■ Problem to solve ■
Of all the lines in the material, how many contain the word "title"? State the number alone.

■ Dataset extract ■
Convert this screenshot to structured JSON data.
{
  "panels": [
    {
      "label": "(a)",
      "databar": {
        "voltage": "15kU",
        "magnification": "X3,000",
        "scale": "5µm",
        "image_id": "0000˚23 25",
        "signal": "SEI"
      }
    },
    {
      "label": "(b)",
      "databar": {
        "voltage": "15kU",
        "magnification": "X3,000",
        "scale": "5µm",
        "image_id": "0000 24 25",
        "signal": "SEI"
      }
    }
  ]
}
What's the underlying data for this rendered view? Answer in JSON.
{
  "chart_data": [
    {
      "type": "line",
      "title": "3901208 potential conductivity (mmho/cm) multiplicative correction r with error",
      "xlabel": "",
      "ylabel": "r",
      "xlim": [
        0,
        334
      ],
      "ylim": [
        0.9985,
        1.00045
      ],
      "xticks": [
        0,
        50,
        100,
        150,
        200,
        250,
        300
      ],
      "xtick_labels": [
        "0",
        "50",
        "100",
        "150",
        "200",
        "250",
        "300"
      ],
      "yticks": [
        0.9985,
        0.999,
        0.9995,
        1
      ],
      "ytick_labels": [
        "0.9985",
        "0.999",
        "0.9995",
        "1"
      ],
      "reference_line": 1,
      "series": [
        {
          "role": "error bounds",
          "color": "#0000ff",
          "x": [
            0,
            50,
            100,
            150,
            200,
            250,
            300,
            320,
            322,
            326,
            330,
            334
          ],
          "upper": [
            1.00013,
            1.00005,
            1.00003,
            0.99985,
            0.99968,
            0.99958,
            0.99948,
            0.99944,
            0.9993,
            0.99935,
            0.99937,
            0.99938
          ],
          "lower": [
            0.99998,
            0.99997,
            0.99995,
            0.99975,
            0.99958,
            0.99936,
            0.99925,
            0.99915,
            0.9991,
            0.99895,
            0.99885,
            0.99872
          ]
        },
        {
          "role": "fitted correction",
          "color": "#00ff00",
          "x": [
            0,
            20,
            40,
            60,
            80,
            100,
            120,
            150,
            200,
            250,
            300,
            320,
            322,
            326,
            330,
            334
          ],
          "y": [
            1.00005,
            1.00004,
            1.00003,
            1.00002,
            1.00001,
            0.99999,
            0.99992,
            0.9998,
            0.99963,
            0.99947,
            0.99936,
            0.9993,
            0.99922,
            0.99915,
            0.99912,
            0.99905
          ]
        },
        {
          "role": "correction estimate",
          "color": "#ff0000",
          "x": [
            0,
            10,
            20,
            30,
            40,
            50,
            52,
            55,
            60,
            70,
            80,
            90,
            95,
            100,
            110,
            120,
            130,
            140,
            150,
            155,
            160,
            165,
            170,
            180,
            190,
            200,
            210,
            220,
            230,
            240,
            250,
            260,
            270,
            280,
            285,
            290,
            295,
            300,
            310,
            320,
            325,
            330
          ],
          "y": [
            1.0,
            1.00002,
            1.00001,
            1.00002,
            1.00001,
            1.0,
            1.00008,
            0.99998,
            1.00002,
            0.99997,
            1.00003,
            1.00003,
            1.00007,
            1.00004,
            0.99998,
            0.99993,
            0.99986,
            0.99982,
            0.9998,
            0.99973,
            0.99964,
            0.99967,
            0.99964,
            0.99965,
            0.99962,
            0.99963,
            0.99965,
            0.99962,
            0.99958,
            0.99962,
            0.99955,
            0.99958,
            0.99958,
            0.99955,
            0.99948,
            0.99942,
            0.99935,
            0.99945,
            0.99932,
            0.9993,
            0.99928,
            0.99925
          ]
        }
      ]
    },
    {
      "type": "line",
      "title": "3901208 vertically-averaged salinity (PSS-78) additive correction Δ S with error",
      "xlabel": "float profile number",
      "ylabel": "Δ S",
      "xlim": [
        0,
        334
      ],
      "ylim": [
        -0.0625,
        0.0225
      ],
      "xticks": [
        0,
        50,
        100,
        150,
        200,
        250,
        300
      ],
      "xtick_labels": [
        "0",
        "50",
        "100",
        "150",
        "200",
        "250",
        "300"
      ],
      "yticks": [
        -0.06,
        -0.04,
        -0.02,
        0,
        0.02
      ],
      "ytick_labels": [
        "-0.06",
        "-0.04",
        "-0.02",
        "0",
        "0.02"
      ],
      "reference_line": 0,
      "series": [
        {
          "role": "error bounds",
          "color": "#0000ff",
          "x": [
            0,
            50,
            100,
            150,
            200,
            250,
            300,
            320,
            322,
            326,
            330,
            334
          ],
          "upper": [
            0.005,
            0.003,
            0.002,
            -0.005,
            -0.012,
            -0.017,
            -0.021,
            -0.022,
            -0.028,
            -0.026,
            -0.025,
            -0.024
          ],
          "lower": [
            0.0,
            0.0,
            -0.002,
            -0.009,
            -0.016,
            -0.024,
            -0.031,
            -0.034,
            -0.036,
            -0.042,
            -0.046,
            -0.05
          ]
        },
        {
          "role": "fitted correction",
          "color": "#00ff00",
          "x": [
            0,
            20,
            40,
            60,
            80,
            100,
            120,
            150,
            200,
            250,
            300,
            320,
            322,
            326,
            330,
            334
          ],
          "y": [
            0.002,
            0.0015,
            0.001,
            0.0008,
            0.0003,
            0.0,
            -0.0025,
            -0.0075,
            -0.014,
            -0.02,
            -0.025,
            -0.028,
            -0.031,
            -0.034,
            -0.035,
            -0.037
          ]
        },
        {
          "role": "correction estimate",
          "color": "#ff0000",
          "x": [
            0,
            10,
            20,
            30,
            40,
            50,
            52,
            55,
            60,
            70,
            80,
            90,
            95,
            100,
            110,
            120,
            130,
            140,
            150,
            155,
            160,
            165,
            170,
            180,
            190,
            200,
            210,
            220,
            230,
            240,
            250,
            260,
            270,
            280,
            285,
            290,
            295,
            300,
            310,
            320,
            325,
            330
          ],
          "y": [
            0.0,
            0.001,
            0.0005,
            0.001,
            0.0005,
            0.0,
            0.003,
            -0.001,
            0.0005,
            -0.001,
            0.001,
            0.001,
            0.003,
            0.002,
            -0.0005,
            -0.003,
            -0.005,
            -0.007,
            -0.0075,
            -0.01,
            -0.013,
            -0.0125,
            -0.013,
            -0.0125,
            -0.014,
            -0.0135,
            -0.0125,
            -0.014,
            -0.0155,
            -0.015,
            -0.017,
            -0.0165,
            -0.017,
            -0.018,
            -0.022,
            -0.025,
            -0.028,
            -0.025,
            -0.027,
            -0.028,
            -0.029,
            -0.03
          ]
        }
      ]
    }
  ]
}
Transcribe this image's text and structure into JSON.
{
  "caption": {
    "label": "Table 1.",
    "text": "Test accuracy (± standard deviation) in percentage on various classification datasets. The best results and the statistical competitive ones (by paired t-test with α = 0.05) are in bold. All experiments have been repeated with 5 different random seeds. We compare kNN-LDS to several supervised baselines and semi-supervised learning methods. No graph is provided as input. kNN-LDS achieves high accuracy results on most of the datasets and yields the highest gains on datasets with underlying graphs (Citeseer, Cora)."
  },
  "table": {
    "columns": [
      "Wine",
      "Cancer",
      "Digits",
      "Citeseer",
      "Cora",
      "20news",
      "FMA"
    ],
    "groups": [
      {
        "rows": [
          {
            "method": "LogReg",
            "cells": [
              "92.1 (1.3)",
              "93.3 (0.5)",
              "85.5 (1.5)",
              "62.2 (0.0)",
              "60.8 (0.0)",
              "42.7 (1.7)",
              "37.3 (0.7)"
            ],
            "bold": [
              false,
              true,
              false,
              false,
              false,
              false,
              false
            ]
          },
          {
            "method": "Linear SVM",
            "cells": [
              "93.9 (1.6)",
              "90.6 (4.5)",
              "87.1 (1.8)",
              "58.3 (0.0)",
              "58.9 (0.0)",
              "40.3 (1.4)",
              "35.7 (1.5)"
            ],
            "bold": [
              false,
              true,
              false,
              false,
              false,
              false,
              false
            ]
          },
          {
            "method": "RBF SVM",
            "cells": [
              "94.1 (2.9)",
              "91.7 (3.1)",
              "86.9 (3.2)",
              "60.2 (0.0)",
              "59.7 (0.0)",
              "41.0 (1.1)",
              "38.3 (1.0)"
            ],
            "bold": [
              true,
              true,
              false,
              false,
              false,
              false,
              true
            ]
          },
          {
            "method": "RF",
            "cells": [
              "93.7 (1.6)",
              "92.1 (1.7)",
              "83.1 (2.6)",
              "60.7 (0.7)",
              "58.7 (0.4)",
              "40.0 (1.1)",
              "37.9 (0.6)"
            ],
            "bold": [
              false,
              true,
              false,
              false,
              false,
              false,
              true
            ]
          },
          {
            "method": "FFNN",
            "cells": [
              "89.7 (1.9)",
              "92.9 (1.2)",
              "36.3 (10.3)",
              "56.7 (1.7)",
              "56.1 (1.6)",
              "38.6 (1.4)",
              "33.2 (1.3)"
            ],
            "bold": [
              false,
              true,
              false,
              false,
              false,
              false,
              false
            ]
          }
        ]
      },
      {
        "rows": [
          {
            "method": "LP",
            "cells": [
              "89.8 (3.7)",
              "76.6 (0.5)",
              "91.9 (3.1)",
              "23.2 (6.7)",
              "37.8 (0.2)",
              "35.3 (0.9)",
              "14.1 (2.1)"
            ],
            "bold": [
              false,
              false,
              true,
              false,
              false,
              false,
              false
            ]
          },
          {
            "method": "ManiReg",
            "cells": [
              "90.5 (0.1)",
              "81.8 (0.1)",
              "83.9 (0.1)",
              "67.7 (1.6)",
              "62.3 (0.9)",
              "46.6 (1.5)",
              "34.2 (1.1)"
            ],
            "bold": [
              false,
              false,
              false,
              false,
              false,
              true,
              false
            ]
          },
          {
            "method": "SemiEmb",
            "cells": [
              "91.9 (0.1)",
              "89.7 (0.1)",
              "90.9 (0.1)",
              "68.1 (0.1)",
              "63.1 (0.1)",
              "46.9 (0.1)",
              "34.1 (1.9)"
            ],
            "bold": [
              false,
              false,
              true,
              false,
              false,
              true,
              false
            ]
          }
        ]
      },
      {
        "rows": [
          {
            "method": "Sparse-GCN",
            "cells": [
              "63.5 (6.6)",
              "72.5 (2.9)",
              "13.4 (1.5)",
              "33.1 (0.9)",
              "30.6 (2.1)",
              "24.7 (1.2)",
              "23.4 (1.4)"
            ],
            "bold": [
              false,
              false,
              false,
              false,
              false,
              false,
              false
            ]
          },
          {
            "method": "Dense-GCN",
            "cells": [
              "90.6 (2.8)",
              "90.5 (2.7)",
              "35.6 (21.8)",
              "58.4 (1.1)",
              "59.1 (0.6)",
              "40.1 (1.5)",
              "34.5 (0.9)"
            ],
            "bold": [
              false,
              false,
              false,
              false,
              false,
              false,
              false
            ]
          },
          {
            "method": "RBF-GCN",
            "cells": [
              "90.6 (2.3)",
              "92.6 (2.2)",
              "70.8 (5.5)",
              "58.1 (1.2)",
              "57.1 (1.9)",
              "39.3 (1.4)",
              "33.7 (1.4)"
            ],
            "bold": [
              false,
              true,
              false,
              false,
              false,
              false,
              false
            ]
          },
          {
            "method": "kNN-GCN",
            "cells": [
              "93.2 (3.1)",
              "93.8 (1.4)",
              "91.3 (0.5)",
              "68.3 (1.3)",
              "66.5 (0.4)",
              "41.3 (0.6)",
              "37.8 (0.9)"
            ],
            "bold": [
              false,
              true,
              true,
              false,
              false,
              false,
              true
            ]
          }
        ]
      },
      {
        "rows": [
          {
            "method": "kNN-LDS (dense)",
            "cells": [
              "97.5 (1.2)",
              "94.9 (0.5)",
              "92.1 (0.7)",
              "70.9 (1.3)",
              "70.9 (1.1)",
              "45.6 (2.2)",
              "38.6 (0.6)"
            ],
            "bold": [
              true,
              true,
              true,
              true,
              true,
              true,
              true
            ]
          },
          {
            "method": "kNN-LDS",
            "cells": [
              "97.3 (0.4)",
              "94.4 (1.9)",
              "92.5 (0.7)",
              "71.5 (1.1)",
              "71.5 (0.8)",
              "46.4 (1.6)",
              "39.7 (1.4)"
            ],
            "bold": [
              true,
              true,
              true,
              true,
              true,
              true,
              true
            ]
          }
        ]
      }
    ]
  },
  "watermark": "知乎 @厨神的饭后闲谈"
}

■ Written answer ■
2